Locate and copy all lines bearing the word "Evolution".

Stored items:

----

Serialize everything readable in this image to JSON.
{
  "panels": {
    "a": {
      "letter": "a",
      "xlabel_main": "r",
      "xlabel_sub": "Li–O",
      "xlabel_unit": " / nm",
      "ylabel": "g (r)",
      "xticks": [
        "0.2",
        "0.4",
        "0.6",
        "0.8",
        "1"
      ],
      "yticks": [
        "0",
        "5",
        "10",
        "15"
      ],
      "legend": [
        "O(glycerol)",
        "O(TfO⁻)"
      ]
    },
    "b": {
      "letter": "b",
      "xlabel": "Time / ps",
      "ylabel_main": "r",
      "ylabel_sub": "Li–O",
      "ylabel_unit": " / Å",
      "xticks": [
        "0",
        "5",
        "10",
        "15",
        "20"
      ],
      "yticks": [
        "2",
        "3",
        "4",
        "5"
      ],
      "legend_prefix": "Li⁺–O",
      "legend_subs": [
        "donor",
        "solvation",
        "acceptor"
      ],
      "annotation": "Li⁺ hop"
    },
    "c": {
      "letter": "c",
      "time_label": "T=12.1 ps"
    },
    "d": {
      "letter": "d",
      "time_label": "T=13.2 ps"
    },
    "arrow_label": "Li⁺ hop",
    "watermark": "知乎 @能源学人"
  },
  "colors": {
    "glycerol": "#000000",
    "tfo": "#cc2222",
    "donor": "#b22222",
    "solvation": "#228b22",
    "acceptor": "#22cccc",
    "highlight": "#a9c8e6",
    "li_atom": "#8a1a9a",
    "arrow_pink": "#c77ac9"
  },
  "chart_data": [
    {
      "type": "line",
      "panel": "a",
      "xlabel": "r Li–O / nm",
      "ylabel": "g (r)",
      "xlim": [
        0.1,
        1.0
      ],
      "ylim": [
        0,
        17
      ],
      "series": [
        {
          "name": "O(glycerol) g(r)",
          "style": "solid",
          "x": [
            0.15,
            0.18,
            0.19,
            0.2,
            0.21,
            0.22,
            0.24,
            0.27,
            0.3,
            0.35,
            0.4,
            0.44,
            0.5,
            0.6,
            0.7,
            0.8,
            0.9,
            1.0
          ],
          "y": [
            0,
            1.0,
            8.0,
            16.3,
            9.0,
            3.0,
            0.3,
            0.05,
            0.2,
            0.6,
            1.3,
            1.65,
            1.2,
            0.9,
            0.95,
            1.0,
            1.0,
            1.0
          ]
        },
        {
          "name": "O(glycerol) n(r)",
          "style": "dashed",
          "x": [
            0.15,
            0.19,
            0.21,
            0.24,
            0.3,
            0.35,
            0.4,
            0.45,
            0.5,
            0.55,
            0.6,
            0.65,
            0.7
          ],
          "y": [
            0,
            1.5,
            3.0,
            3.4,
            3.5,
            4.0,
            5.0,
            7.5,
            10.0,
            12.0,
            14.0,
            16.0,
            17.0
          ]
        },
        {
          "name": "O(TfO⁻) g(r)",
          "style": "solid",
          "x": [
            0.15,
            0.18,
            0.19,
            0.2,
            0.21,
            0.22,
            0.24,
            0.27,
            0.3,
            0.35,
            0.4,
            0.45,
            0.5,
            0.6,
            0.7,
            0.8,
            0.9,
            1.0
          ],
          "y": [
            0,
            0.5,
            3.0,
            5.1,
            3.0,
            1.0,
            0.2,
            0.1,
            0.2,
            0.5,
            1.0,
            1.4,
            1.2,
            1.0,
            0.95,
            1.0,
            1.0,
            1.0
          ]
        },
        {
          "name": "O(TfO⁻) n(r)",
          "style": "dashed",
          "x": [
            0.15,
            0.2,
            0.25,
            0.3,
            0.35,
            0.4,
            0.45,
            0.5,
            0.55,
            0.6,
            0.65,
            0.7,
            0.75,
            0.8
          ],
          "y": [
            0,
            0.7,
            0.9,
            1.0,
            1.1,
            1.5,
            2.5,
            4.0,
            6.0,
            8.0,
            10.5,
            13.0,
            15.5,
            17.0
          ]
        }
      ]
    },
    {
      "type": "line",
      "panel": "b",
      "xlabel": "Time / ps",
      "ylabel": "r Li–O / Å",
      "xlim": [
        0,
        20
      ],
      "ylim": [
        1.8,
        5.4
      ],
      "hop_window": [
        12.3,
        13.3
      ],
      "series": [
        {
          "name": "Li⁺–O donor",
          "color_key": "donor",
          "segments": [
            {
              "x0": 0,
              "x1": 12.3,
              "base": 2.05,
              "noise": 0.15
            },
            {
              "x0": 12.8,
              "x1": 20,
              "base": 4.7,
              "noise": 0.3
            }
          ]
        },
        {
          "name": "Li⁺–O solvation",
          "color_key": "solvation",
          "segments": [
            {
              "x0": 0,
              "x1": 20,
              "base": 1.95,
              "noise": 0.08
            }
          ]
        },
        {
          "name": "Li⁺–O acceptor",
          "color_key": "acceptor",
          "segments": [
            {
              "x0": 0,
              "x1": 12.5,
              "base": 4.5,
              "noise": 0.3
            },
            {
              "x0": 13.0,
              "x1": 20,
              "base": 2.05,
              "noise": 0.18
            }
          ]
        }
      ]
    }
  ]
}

----

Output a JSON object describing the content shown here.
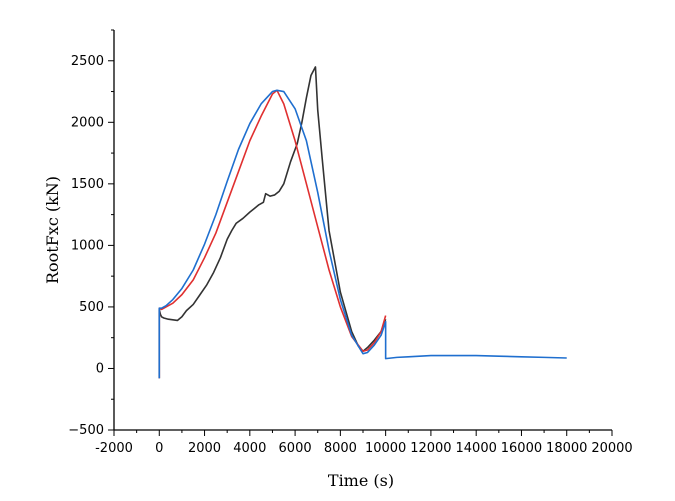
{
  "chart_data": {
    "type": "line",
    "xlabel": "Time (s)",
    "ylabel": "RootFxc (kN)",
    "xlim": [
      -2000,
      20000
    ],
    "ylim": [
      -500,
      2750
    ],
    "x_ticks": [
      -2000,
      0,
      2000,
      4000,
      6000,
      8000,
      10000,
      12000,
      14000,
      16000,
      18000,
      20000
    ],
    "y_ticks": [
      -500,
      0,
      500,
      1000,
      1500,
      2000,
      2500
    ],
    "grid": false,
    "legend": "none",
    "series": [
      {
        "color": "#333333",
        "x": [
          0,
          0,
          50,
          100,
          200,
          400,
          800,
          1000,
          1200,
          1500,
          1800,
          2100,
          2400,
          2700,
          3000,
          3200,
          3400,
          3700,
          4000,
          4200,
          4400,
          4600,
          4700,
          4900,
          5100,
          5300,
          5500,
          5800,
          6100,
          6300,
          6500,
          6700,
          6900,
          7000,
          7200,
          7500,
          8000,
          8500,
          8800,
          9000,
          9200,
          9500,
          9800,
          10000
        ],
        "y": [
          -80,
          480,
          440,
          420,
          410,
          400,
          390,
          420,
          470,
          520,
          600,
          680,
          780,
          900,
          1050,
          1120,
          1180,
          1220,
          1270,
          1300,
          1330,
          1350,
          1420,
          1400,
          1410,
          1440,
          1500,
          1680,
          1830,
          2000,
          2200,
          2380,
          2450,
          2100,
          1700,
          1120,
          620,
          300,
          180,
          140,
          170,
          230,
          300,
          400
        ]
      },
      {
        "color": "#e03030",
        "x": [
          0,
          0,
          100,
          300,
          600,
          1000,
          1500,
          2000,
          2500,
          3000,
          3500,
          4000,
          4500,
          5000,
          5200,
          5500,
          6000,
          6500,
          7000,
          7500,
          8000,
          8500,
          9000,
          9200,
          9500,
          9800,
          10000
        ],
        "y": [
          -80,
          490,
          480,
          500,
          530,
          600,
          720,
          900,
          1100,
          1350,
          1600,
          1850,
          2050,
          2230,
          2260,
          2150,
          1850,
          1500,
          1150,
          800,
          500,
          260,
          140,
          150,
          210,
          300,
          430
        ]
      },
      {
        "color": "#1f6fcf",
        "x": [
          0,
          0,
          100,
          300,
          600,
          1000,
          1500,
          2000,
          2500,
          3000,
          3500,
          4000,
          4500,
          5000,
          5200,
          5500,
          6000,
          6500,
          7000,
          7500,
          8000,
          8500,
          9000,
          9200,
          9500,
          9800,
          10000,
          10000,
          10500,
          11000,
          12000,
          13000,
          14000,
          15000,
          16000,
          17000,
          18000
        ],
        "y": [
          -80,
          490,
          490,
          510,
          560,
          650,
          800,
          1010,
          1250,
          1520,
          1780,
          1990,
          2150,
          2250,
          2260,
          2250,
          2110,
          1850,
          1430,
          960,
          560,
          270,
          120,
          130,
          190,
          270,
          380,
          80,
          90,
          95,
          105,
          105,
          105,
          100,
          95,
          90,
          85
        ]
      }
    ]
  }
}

----

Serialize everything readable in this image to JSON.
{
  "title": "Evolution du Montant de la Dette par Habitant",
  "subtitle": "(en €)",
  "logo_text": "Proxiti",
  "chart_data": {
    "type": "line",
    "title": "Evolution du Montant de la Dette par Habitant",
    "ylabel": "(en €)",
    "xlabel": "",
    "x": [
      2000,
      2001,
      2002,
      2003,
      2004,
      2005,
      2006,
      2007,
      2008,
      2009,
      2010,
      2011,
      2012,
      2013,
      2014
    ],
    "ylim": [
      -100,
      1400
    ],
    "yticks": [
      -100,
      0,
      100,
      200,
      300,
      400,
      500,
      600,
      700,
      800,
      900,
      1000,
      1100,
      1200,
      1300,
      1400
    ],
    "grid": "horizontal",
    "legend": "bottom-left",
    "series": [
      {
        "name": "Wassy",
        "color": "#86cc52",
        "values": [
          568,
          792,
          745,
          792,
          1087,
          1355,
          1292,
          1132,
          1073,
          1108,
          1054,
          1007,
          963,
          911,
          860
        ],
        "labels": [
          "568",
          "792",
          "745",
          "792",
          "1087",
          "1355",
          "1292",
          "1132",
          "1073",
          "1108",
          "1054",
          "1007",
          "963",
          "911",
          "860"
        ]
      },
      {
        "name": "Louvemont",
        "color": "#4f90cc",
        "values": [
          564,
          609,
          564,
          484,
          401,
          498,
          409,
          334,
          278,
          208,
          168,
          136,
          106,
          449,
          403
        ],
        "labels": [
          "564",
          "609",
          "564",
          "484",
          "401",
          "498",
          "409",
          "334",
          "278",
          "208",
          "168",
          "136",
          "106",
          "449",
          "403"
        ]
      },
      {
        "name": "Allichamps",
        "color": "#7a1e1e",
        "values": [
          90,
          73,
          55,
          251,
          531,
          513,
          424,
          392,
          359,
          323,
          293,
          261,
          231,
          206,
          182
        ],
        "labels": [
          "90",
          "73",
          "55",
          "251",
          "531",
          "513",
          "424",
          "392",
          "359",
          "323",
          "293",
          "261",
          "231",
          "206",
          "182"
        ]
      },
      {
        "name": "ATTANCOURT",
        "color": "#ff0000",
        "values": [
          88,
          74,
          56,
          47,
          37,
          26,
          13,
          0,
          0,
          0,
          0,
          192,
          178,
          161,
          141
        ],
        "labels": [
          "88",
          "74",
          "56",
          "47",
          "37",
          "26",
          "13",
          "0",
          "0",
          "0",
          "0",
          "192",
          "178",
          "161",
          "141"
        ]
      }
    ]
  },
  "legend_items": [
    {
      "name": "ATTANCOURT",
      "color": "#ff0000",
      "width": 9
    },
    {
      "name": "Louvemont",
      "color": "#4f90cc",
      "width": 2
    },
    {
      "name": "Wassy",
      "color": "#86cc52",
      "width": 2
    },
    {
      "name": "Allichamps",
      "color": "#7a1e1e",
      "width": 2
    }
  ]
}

----

- _Exercise answer_:
  "title": "Evolution du Montant de la Dette par Habitant",
    "title": "Evolution du Montant de la Dette par Habitant",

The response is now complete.